ENTRIES
◆ ◆ ◆ ◆
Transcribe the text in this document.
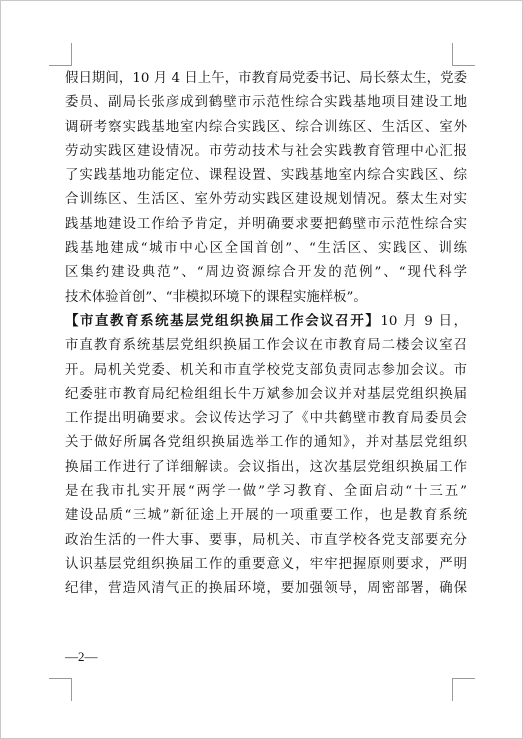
假日期间，10 月 4 日上午，市教育局党委书记、局长蔡太生，党委
委员、副局长张彦成到鹤壁市示范性综合实践基地项目建设工地
调研考察实践基地室内综合实践区、综合训练区、生活区、室外
劳动实践区建设情况。市劳动技术与社会实践教育管理中心汇报
了实践基地功能定位、课程设置、实践基地室内综合实践区、综
合训练区、生活区、室外劳动实践区建设规划情况。蔡太生对实
践基地建设工作给予肯定，并明确要求要把鹤壁市示范性综合实
践基地建成“城市中心区全国首创”、“生活区、实践区、训练
区集约建设典范”、“周边资源综合开发的范例”、“现代科学
技术体验首创”、“非模拟环境下的课程实施样板”。
【市直教育系统基层党组织换届工作会议召开】10 月 9 日，
市直教育系统基层党组织换届工作会议在市教育局二楼会议室召
开。局机关党委、机关和市直学校党支部负责同志参加会议。市
纪委驻市教育局纪检组组长牛万斌参加会议并对基层党组织换届
工作提出明确要求。会议传达学习了《中共鹤壁市教育局委员会
关于做好所属各党组织换届选举工作的通知》，并对基层党组织
换届工作进行了详细解读。会议指出，这次基层党组织换届工作
是在我市扎实开展“两学一做”学习教育、全面启动“十三五”
建设品质“三城”新征途上开展的一项重要工作，也是教育系统
政治生活的一件大事、要事，局机关、市直学校各党支部要充分
认识基层党组织换届工作的重要意义，牢牢把握原则要求，严明
纪律，营造风清气正的换届环境，要加强领导，周密部署，确保
—2—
◆ ◆ ◆ ◆
REQUIREMENT
Leave out every picture and copy the rest of the records exactly.

WRITTEN RESPONSE
Transcribe the text in this document.
假日期间，10 月 4 日上午，市教育局党委书记、局长蔡太生，党委
委员、副局长张彦成到鹤壁市示范性综合实践基地项目建设工地
调研考察实践基地室内综合实践区、综合训练区、生活区、室外
劳动实践区建设情况。市劳动技术与社会实践教育管理中心汇报
了实践基地功能定位、课程设置、实践基地室内综合实践区、综
合训练区、生活区、室外劳动实践区建设规划情况。蔡太生对实
践基地建设工作给予肯定，并明确要求要把鹤壁市示范性综合实
践基地建成“城市中心区全国首创”、“生活区、实践区、训练
区集约建设典范”、“周边资源综合开发的范例”、“现代科学
技术体验首创”、“非模拟环境下的课程实施样板”。
【市直教育系统基层党组织换届工作会议召开】10 月 9 日，
市直教育系统基层党组织换届工作会议在市教育局二楼会议室召
开。局机关党委、机关和市直学校党支部负责同志参加会议。市
纪委驻市教育局纪检组组长牛万斌参加会议并对基层党组织换届
工作提出明确要求。会议传达学习了《中共鹤壁市教育局委员会
关于做好所属各党组织换届选举工作的通知》，并对基层党组织
换届工作进行了详细解读。会议指出，这次基层党组织换届工作
是在我市扎实开展“两学一做”学习教育、全面启动“十三五”
建设品质“三城”新征途上开展的一项重要工作，也是教育系统
政治生活的一件大事、要事，局机关、市直学校各党支部要充分
认识基层党组织换届工作的重要意义，牢牢把握原则要求，严明
纪律，营造风清气正的换届环境，要加强领导，周密部署，确保
—2—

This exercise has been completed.